Restate the listing below exactly, images excluded.

[Start of section]

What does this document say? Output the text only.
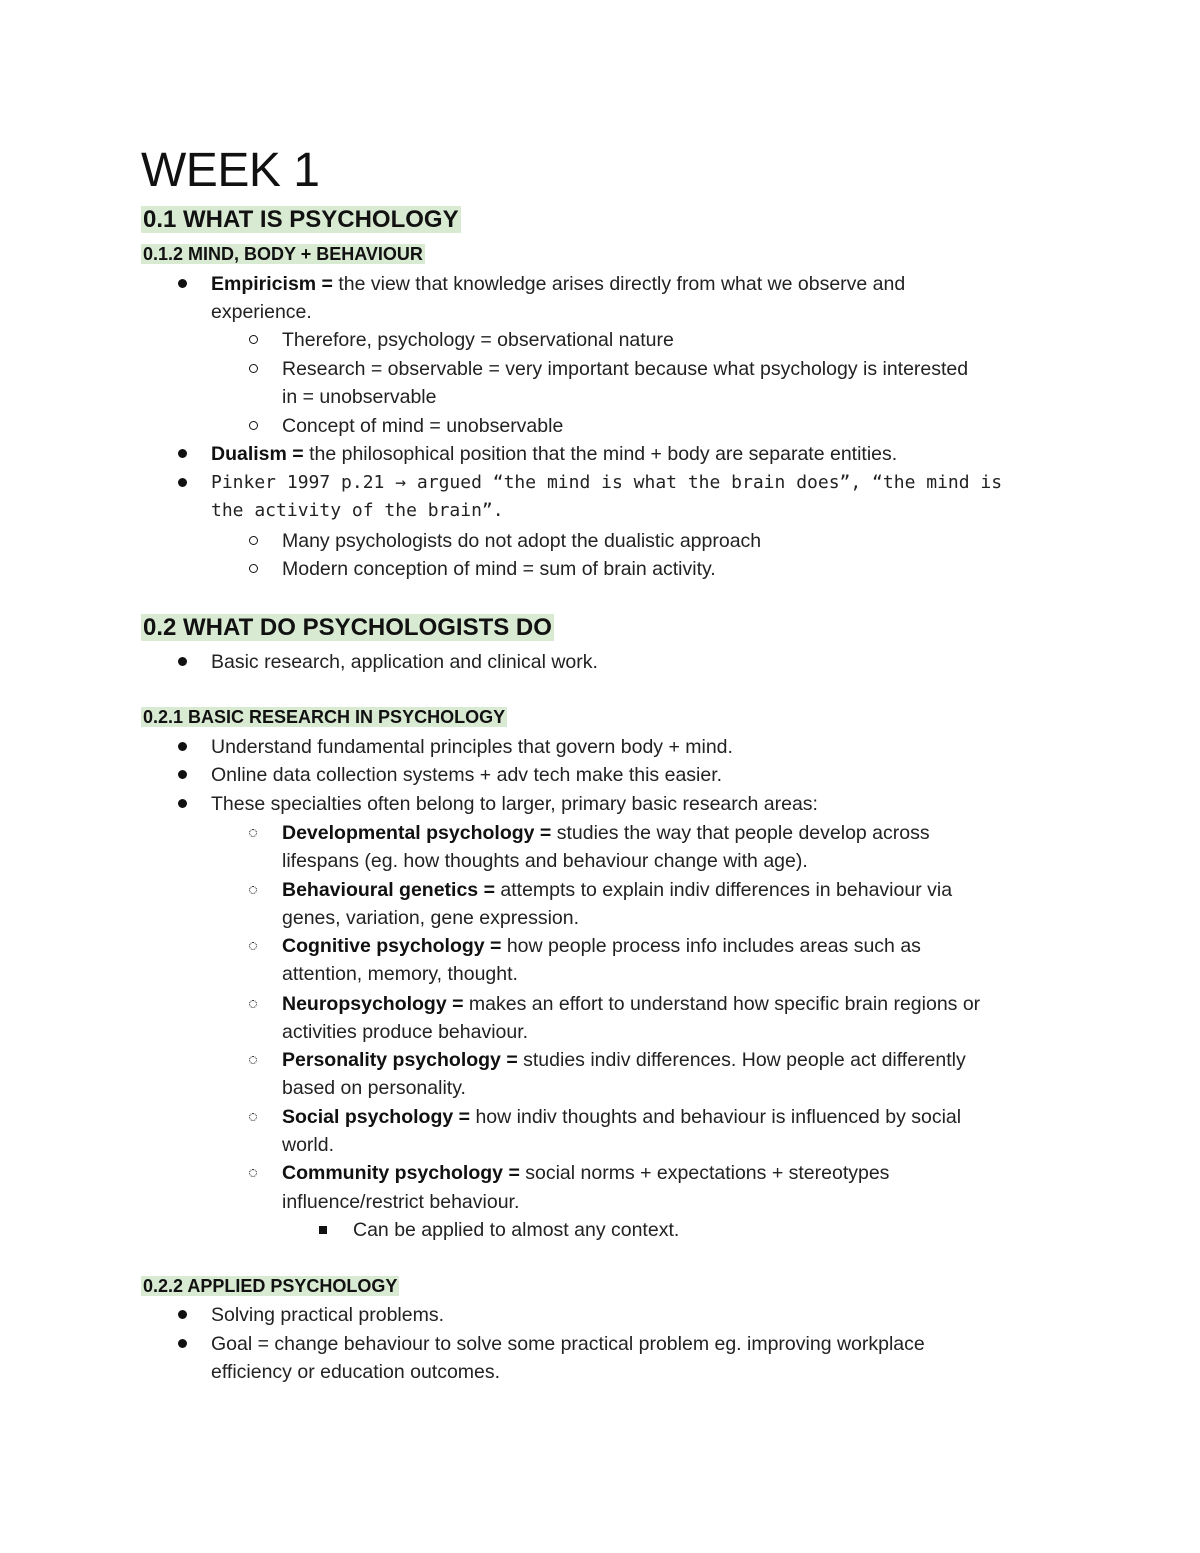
WEEK 1
0.1 WHAT IS PSYCHOLOGY
0.1.2 MIND, BODY + BEHAVIOUR
Empiricism = the view that knowledge arises directly from what we observe and
experience.
Therefore, psychology = observational nature
Research = observable = very important because what psychology is interested
in = unobservable
Concept of mind = unobservable
Dualism = the philosophical position that the mind + body are separate entities.
Pinker 1997 p.21 → argued “the mind is what the brain does”, “the mind is
the activity of the brain”.
Many psychologists do not adopt the dualistic approach
Modern conception of mind = sum of brain activity.
0.2 WHAT DO PSYCHOLOGISTS DO
Basic research, application and clinical work.
0.2.1 BASIC RESEARCH IN PSYCHOLOGY
Understand fundamental principles that govern body + mind.
Online data collection systems + adv tech make this easier.
These specialties often belong to larger, primary basic research areas:
Developmental psychology = studies the way that people develop across
lifespans (eg. how thoughts and behaviour change with age).
Behavioural genetics = attempts to explain indiv differences in behaviour via
genes, variation, gene expression.
Cognitive psychology = how people process info includes areas such as
attention, memory, thought.
Neuropsychology = makes an effort to understand how specific brain regions or
activities produce behaviour.
Personality psychology = studies indiv differences. How people act differently
based on personality.
Social psychology = how indiv thoughts and behaviour is influenced by social
world.
Community psychology = social norms + expectations + stereotypes
influence/restrict behaviour.
Can be applied to almost any context.
0.2.2 APPLIED PSYCHOLOGY
Solving practical problems.
Goal = change behaviour to solve some practical problem eg. improving workplace
efficiency or education outcomes.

[End of section]

Solved problem:
What does this document say? Output the text only.
WEEK 1
0.1 WHAT IS PSYCHOLOGY
0.1.2 MIND, BODY + BEHAVIOUR
Empiricism = the view that knowledge arises directly from what we observe and
experience.
Therefore, psychology = observational nature
Research = observable = very important because what psychology is interested
in = unobservable
Concept of mind = unobservable
Dualism = the philosophical position that the mind + body are separate entities.
Pinker 1997 p.21 → argued “the mind is what the brain does”, “the mind is
the activity of the brain”.
Many psychologists do not adopt the dualistic approach
Modern conception of mind = sum of brain activity.
0.2 WHAT DO PSYCHOLOGISTS DO
Basic research, application and clinical work.
0.2.1 BASIC RESEARCH IN PSYCHOLOGY
Understand fundamental principles that govern body + mind.
Online data collection systems + adv tech make this easier.
These specialties often belong to larger, primary basic research areas:
Developmental psychology = studies the way that people develop across
lifespans (eg. how thoughts and behaviour change with age).
Behavioural genetics = attempts to explain indiv differences in behaviour via
genes, variation, gene expression.
Cognitive psychology = how people process info includes areas such as
attention, memory, thought.
Neuropsychology = makes an effort to understand how specific brain regions or
activities produce behaviour.
Personality psychology = studies indiv differences. How people act differently
based on personality.
Social psychology = how indiv thoughts and behaviour is influenced by social
world.
Community psychology = social norms + expectations + stereotypes
influence/restrict behaviour.
Can be applied to almost any context.
0.2.2 APPLIED PSYCHOLOGY
Solving practical problems.
Goal = change behaviour to solve some practical problem eg. improving workplace
efficiency or education outcomes.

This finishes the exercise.